**Dataset records**
_ _ _ _ _

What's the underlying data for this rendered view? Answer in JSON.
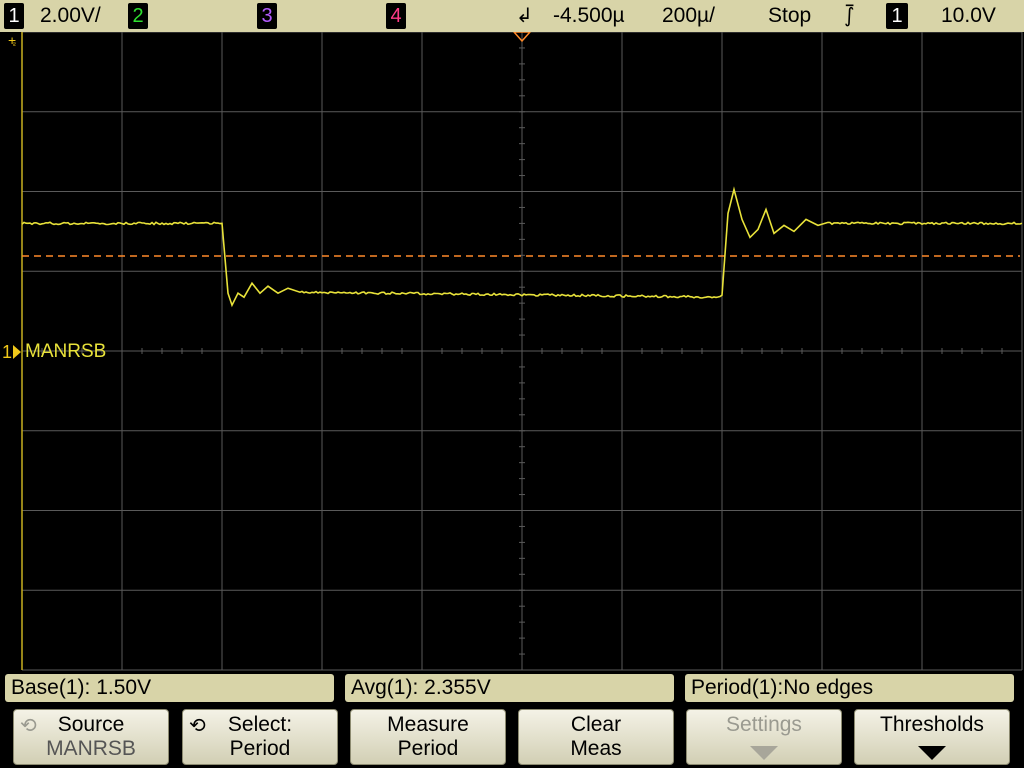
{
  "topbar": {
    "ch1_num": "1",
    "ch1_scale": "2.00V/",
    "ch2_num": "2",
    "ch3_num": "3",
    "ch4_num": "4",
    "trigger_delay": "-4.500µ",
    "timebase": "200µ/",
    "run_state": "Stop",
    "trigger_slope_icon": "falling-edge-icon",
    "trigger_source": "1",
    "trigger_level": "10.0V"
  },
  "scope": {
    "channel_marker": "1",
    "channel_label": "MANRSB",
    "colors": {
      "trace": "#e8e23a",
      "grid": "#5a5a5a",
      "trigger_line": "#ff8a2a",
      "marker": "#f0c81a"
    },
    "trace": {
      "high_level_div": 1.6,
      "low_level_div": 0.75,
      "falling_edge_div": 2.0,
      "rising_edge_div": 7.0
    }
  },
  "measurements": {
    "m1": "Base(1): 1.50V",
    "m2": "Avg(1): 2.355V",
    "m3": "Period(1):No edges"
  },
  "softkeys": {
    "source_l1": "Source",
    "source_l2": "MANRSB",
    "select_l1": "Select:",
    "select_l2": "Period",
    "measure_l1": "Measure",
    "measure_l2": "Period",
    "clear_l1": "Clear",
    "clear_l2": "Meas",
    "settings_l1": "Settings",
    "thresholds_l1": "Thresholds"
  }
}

_ _ _ _ _

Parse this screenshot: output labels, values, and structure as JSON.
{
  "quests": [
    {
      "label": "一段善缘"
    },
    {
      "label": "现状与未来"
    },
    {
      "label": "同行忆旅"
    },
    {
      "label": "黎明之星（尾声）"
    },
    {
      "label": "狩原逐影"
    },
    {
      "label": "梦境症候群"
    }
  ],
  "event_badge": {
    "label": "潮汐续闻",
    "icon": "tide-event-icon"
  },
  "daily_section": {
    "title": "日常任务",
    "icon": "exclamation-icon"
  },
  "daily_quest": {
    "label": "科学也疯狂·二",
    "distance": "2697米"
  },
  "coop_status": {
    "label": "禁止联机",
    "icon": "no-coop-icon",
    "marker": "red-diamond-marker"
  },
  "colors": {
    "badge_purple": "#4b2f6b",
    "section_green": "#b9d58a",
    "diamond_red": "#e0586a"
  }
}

_ _ _ _ _

**TASK**
Extract, from the listing above, every line where the string "icon" occurs.

**THE COMPLETED TASK**
    "trigger_slope_icon": "falling-edge-icon",
    "icon": "tide-event-icon"
    "icon": "exclamation-icon"
    "icon": "no-coop-icon",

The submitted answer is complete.